** start Information shown **

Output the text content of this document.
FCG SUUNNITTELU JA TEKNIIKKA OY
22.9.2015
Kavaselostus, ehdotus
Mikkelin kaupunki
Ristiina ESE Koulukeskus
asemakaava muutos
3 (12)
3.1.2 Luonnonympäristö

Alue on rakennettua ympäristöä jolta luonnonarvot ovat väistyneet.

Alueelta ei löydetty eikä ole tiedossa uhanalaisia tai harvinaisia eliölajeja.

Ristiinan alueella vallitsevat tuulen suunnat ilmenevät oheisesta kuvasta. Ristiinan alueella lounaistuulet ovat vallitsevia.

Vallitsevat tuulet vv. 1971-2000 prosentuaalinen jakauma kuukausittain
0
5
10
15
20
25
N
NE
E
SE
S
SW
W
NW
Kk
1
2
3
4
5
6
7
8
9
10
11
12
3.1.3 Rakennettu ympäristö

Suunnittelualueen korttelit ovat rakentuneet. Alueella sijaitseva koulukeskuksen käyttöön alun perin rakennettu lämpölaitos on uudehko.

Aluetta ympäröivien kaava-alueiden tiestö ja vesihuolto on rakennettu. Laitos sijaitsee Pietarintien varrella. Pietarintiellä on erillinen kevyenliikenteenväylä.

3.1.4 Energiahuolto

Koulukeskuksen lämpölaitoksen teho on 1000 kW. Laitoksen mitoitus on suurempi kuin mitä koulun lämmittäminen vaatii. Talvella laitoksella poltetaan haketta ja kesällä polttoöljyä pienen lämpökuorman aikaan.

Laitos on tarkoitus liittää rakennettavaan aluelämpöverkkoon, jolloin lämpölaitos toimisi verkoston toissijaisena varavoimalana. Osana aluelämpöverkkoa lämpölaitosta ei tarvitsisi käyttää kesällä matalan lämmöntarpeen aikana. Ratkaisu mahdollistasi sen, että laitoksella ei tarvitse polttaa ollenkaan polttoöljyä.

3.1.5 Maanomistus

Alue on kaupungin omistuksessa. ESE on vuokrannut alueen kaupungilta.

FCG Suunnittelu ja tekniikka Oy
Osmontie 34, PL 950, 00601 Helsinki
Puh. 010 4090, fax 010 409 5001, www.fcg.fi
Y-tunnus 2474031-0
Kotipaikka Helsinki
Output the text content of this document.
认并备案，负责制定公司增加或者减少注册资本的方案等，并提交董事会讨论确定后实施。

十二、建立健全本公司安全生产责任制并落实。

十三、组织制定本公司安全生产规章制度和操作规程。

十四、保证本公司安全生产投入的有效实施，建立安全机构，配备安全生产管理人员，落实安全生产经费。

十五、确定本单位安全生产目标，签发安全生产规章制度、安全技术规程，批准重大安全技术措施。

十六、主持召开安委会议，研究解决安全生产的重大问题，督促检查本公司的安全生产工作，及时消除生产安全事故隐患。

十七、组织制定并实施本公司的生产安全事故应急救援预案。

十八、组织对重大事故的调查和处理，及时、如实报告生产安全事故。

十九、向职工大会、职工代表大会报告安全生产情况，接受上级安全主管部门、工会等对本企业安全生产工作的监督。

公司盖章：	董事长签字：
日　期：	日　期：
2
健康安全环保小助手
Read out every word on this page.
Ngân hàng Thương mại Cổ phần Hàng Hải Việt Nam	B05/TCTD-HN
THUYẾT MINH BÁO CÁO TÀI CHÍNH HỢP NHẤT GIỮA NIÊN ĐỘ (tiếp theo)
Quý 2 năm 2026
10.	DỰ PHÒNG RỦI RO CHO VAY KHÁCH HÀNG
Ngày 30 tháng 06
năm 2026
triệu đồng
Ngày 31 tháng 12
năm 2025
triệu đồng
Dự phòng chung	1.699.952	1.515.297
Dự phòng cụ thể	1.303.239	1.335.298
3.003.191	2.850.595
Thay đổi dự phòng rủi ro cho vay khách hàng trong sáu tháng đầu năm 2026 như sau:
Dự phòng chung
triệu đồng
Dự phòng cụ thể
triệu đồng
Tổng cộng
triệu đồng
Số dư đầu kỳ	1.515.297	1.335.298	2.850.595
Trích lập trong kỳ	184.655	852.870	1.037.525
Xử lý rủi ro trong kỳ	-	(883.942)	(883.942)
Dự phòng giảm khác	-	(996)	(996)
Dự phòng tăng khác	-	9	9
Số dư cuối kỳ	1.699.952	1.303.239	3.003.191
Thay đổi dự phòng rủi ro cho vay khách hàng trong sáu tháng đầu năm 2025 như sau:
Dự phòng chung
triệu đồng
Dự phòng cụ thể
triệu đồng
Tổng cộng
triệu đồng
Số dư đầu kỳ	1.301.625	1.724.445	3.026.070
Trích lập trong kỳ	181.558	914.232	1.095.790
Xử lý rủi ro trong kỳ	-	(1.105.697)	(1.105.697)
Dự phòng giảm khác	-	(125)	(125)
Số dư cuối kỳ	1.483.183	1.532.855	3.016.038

** end Information shown **

* Problem requirements
Select and copy every line of the material that holds the string "Helsinki".

* The output
Osmontie 34, PL 950, 00601 Helsinki
Kotipaikka Helsinki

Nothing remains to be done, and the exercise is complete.